(Boxed element entries)
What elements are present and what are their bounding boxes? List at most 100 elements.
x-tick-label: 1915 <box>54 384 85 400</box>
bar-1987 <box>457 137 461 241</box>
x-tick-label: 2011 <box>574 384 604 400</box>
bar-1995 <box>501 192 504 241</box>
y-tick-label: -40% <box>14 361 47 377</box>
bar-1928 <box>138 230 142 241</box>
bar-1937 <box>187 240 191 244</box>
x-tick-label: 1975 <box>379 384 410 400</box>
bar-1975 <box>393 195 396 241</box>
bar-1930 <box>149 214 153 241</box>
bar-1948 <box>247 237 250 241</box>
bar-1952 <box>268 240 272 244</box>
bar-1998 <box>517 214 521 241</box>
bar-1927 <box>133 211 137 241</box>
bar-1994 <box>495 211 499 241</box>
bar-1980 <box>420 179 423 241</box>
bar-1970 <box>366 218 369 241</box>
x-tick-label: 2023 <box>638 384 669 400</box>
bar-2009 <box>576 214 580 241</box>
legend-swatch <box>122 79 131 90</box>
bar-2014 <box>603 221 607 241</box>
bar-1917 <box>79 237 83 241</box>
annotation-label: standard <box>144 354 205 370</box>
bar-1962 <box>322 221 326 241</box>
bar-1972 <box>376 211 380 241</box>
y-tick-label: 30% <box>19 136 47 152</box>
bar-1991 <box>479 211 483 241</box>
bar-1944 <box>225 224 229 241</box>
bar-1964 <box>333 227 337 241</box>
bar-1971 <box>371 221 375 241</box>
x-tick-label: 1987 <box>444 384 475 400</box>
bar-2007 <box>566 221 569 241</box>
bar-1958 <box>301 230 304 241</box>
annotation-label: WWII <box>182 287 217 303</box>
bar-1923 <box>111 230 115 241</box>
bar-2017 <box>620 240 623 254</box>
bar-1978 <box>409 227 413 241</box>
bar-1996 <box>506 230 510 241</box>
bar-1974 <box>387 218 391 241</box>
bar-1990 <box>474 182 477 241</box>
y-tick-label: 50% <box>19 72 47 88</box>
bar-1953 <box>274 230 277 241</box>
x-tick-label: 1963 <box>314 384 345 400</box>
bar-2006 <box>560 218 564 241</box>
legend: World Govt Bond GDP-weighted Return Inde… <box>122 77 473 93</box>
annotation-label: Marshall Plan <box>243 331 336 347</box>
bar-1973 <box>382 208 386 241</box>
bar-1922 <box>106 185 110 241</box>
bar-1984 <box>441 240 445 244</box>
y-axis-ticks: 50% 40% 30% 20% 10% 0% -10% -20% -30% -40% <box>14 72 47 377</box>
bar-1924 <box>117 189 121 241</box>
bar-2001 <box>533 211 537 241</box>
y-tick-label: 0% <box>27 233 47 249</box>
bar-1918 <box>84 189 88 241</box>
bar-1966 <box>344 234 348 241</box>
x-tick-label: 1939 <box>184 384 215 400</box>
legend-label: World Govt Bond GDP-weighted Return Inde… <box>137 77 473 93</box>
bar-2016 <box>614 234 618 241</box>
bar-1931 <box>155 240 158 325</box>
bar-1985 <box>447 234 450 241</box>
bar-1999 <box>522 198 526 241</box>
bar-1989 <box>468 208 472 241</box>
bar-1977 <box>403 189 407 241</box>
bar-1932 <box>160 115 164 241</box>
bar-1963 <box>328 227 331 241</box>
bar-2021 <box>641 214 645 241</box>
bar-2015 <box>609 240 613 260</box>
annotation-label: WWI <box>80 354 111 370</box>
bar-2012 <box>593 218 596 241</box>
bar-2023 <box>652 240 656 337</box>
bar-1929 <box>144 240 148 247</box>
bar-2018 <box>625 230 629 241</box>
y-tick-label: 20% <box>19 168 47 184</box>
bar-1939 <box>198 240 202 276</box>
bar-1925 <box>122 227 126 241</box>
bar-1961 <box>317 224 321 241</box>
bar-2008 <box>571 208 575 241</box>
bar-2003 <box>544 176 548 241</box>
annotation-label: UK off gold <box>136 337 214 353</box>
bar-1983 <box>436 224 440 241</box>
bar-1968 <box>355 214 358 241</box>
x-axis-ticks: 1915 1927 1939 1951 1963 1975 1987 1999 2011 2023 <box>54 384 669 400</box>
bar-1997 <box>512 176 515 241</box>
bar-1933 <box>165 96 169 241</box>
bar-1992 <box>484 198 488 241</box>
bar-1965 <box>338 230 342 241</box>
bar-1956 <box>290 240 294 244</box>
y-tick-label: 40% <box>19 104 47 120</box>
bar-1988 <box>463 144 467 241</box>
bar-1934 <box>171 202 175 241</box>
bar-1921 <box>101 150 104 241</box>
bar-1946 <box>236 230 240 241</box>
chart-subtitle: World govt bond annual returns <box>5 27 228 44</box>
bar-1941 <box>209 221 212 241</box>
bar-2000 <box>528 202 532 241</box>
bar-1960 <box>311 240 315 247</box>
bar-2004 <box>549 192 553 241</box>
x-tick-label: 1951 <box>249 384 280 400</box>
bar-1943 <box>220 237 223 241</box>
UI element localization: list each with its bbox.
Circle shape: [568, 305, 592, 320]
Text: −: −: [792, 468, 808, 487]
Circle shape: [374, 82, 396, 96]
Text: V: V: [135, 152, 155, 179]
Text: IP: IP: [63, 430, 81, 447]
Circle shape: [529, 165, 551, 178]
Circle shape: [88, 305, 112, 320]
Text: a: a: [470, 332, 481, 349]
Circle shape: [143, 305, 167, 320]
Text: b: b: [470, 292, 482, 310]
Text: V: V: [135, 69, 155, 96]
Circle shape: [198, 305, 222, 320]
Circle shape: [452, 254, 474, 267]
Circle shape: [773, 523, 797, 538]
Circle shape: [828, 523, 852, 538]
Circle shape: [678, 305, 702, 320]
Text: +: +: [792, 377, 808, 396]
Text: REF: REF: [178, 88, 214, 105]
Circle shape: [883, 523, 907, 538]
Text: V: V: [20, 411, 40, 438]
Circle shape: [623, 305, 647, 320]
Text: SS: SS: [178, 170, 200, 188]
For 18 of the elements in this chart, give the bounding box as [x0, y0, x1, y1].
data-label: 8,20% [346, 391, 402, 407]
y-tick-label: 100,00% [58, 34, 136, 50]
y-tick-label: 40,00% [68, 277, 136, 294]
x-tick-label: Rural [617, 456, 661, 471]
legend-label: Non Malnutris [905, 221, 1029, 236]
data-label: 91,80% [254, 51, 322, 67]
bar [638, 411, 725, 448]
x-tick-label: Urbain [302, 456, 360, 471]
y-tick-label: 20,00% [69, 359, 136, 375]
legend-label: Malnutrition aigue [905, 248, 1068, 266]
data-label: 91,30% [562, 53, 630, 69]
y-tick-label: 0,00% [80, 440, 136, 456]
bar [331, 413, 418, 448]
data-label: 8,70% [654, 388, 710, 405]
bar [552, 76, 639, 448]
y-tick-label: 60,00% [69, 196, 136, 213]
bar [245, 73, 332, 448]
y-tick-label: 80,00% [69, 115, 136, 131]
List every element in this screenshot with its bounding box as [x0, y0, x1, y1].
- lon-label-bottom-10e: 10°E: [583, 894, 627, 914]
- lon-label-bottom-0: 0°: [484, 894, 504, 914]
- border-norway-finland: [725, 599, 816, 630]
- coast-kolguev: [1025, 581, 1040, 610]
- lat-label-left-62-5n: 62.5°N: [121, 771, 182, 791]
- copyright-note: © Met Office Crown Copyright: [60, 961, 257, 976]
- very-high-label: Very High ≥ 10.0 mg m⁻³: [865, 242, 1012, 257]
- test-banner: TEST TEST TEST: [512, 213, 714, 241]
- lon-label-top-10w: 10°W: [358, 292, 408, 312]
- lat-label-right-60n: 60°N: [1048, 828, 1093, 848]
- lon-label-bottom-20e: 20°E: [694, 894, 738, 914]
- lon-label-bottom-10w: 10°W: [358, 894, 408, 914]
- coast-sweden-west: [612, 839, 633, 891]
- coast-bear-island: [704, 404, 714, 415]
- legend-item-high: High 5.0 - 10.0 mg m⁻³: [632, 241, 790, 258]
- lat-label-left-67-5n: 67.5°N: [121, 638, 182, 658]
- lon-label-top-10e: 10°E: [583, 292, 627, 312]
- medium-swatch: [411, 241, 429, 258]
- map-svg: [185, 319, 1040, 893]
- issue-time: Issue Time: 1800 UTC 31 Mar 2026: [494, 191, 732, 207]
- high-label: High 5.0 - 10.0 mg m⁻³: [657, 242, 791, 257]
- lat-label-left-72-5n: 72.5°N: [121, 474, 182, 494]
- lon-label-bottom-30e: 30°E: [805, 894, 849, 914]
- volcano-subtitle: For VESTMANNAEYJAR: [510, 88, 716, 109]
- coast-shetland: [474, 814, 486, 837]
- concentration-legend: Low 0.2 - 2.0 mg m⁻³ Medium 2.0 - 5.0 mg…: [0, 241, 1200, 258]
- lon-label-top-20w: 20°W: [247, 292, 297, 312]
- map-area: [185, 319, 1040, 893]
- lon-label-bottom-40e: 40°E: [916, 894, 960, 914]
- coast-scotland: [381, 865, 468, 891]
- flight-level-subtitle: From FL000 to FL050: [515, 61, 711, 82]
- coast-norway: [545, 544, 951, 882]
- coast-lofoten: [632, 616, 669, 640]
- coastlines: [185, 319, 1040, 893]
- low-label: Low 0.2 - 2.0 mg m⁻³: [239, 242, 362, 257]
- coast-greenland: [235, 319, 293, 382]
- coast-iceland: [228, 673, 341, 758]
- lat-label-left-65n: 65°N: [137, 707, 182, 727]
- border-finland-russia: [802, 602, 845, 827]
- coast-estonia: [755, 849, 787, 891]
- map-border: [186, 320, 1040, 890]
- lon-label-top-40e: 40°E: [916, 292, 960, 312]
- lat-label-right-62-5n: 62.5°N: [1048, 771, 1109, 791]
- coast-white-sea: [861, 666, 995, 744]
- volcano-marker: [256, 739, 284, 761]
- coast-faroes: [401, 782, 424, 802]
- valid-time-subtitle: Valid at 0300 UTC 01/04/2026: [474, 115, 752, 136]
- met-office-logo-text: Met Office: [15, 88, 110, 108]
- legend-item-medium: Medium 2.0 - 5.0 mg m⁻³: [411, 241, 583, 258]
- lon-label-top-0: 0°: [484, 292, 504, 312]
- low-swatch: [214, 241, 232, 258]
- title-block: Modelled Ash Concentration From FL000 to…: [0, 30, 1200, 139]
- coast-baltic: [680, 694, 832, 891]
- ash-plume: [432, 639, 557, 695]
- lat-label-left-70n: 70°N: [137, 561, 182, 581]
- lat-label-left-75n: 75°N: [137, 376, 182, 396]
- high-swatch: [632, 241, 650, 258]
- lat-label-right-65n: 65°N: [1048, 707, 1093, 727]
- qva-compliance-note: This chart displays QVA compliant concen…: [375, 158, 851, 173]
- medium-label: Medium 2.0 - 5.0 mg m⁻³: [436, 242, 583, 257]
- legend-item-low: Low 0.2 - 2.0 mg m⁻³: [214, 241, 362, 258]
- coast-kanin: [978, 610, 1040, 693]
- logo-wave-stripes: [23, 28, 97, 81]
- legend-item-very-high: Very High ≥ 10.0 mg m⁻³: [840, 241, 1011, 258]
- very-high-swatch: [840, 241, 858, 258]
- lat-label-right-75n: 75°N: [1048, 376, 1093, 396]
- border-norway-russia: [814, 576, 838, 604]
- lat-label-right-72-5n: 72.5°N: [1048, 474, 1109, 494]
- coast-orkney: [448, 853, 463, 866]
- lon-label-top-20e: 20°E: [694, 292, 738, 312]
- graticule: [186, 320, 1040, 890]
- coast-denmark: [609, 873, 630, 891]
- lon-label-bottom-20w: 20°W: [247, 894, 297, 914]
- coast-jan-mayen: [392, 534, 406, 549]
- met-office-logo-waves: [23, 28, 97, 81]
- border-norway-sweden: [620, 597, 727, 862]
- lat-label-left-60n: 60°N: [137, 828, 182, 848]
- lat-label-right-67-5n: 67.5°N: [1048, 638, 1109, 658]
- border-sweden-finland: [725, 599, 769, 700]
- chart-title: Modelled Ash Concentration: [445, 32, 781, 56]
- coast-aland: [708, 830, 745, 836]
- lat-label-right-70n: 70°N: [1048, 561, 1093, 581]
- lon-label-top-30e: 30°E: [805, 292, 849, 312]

(REQUIREMENT):
Please rewrite everything from the start of the material down to the line containing "bar-1923 <box>111 230 115 241</box>" as a JSON list of strings, one string per line, leaving out blank lines.

(THE OUTPUT):
[
  "What elements are present and what are their bounding boxes? List at most 100 elements.",
  "x-tick-label: 1915 <box>54 384 85 400</box>",
  "bar-1987 <box>457 137 461 241</box>",
  "x-tick-label: 2011 <box>574 384 604 400</box>",
  "bar-1995 <box>501 192 504 241</box>",
  "y-tick-label: -40% <box>14 361 47 377</box>",
  "bar-1928 <box>138 230 142 241</box>",
  "bar-1937 <box>187 240 191 244</box>",
  "x-tick-label: 1975 <box>379 384 410 400</box>",
  "bar-1975 <box>393 195 396 241</box>",
  "bar-1930 <box>149 214 153 241</box>",
  "bar-1948 <box>247 237 250 241</box>",
  "bar-1952 <box>268 240 272 244</box>",
  "bar-1998 <box>517 214 521 241</box>",
  "bar-1927 <box>133 211 137 241</box>",
  "bar-1994 <box>495 211 499 241</box>",
  "bar-1980 <box>420 179 423 241</box>",
  "bar-1970 <box>366 218 369 241</box>",
  "x-tick-label: 2023 <box>638 384 669 400</box>",
  "bar-2009 <box>576 214 580 241</box>",
  "legend-swatch <box>122 79 131 90</box>",
  "bar-2014 <box>603 221 607 241</box>",
  "bar-1917 <box>79 237 83 241</box>",
  "annotation-label: standard <box>144 354 205 370</box>",
  "bar-1962 <box>322 221 326 241</box>",
  "bar-1972 <box>376 211 380 241</box>",
  "y-tick-label: 30% <box>19 136 47 152</box>",
  "bar-1991 <box>479 211 483 241</box>",
  "bar-1944 <box>225 224 229 241</box>",
  "bar-1964 <box>333 227 337 241</box>",
  "bar-1971 <box>371 221 375 241</box>",
  "x-tick-label: 1987 <box>444 384 475 400</box>",
  "bar-2007 <box>566 221 569 241</box>",
  "bar-1958 <box>301 230 304 241</box>",
  "annotation-label: WWII <box>182 287 217 303</box>",
  "bar-1923 <box>111 230 115 241</box>"
]